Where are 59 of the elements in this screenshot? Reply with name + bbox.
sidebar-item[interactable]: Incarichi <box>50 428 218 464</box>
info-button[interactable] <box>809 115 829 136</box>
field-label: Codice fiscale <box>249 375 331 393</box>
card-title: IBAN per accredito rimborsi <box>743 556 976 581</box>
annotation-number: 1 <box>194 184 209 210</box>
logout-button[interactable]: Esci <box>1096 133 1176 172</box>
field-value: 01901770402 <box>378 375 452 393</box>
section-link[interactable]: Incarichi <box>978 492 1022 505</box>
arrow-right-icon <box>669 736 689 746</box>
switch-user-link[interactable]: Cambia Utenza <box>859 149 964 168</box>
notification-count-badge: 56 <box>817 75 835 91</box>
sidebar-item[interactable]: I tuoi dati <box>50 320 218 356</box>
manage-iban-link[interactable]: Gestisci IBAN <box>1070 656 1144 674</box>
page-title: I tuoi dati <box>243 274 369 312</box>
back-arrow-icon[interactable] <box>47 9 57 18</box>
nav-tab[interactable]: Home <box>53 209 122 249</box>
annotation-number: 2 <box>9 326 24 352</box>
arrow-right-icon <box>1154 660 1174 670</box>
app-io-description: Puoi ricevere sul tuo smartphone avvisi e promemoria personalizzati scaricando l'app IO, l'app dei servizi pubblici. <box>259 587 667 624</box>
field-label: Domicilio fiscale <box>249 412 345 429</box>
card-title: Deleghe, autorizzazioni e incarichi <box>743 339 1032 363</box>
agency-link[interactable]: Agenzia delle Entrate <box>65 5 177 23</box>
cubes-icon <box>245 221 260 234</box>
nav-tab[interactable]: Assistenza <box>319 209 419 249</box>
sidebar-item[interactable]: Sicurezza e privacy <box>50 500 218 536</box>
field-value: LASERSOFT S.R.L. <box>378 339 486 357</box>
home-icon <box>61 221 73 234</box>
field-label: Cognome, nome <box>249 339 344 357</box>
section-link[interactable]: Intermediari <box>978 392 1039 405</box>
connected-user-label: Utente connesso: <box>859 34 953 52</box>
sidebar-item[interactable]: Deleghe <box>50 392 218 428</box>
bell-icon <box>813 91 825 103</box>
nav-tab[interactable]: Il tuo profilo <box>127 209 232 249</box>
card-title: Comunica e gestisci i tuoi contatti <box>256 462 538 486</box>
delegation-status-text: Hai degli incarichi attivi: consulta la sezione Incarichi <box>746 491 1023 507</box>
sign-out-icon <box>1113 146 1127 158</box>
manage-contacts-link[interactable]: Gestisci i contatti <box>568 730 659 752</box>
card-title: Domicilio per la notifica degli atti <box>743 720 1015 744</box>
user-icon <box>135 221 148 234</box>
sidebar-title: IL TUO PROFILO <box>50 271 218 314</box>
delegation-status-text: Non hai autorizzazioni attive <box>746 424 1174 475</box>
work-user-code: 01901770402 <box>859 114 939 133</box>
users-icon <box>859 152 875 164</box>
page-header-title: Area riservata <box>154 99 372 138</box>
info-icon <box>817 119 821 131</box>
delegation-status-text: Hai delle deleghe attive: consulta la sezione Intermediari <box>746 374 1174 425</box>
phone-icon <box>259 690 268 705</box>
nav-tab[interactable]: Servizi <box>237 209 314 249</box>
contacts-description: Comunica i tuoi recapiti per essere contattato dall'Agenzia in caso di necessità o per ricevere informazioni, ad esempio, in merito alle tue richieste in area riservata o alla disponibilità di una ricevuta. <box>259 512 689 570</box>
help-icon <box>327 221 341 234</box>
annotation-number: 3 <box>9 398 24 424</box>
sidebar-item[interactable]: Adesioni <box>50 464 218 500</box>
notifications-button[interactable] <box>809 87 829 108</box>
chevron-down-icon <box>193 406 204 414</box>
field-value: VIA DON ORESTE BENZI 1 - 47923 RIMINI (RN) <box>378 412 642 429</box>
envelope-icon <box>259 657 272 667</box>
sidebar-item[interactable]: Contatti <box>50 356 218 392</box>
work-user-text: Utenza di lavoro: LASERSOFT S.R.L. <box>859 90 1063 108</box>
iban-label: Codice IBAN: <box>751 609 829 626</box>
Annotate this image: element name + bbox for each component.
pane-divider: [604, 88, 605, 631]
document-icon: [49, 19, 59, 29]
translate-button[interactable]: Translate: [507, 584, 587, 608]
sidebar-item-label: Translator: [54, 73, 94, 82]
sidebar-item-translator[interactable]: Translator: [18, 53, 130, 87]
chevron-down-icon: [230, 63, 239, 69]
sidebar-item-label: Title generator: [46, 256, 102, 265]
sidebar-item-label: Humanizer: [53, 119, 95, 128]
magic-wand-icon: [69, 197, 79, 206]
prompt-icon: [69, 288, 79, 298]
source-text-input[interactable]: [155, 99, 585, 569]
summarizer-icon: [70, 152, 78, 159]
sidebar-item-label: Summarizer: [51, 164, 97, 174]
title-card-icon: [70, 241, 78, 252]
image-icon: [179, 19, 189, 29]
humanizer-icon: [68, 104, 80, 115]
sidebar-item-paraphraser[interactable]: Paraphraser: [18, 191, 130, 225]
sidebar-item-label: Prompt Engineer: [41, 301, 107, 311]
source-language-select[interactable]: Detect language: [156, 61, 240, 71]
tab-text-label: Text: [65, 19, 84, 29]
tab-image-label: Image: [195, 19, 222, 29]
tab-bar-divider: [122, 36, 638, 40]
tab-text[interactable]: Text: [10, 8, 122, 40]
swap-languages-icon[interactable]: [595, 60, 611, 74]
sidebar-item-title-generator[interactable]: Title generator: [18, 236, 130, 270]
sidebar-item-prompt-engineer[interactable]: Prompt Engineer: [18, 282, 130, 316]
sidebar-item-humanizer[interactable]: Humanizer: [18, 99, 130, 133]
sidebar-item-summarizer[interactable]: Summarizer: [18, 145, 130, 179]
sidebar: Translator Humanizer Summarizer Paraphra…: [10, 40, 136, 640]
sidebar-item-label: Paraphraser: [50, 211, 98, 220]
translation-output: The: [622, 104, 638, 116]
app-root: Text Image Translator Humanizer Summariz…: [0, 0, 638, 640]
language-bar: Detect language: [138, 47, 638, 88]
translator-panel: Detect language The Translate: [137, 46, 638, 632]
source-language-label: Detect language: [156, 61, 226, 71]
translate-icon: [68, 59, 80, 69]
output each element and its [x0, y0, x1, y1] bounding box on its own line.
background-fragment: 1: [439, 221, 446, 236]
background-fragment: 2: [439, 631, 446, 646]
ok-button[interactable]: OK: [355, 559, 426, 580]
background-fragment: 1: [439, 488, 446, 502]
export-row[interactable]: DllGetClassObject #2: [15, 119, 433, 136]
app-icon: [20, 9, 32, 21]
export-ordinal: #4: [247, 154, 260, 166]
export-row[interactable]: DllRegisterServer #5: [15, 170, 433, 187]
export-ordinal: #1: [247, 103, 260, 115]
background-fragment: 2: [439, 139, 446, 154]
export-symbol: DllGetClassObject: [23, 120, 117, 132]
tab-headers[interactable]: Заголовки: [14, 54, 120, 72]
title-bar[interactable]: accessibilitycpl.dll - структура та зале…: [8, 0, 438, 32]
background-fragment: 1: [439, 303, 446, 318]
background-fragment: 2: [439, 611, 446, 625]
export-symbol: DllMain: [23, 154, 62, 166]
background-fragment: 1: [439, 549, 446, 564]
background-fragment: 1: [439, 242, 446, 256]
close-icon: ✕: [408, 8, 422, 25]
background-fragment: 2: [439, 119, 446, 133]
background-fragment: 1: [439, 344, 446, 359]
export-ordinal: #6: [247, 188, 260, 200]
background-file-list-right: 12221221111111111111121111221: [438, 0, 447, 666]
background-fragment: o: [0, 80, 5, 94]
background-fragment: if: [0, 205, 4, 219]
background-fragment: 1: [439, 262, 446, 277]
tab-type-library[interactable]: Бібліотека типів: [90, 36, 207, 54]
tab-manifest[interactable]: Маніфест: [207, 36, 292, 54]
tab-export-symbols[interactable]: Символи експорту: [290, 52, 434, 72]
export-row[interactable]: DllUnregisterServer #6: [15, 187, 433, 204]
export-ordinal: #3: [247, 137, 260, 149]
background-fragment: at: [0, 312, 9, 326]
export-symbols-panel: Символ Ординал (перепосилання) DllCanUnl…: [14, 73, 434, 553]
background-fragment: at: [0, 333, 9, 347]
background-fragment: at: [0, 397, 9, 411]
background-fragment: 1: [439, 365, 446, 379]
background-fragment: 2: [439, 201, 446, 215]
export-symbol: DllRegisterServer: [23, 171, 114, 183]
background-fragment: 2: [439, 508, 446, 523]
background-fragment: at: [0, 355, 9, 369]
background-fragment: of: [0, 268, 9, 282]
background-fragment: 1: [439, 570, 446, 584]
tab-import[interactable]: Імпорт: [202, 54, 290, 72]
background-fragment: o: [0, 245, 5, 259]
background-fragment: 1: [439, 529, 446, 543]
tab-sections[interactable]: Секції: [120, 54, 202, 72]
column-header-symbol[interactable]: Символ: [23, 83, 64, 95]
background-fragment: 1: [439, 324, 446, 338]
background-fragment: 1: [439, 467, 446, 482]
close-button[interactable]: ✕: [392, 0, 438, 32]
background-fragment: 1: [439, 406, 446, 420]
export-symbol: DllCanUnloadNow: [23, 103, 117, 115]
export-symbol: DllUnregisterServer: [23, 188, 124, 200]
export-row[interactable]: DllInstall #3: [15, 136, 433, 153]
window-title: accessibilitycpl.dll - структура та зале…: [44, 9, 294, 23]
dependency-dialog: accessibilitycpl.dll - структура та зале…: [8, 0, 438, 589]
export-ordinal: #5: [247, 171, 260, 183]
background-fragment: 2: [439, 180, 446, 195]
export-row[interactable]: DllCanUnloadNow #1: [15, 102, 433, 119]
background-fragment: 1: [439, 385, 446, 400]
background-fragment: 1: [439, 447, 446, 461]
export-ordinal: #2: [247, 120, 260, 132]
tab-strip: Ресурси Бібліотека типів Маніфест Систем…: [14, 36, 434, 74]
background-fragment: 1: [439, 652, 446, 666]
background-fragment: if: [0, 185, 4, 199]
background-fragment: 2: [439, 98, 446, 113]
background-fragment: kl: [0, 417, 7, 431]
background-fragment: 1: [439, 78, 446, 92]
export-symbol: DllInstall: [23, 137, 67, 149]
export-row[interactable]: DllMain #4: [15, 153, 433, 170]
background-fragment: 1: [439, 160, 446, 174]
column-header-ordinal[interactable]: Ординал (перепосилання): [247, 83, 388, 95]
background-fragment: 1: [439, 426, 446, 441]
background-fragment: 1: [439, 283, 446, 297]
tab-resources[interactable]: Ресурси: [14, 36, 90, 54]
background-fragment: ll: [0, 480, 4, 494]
+===+
Lay out the lines from the first one through the one containing "app-io-description: Puoi ricevere" as a Markdown table with the columns Row and Line, skipping any blank lines.

§ **Full output**:
| Row | Line |
|---|---|
| 1 | Where are 59 of the elements in this screenshot? Reply with name + bbox. |
| 2 | sidebar-item[interactable]: Incarichi <box>50 428 218 464</box> |
| 3 | info-button[interactable] <box>809 115 829 136</box> |
| 4 | field-label: Codice fiscale <box>249 375 331 393</box> |
| 5 | card-title: IBAN per accredito rimborsi <box>743 556 976 581</box> |
| 6 | annotation-number: 1 <box>194 184 209 210</box> |
| 7 | logout-button[interactable]: Esci <box>1096 133 1176 172</box> |
| 8 | field-value: 01901770402 <box>378 375 452 393</box> |
| 9 | section-link[interactable]: Incarichi <box>978 492 1022 505</box> |
| 10 | arrow-right-icon <box>669 736 689 746</box> |
| 11 | switch-user-link[interactable]: Cambia Utenza <box>859 149 964 168</box> |
| 12 | notification-count-badge: 56 <box>817 75 835 91</box> |
| 13 | sidebar-item[interactable]: I tuoi dati <box>50 320 218 356</box> |
| 14 | manage-iban-link[interactable]: Gestisci IBAN <box>1070 656 1144 674</box> |
| 15 | page-title: I tuoi dati <box>243 274 369 312</box> |
| 16 | back-arrow-icon[interactable] <box>47 9 57 18</box> |
| 17 | nav-tab[interactable]: Home <box>53 209 122 249</box> |
| 18 | annotation-number: 2 <box>9 326 24 352</box> |
| 19 | arrow-right-icon <box>1154 660 1174 670</box> |
| 20 | app-io-description: Puoi ricevere sul tuo smartphone avvisi e promemoria personalizzati scaricando l'app IO, l'app dei servizi pubblici. <box>259 587 667 624</box> |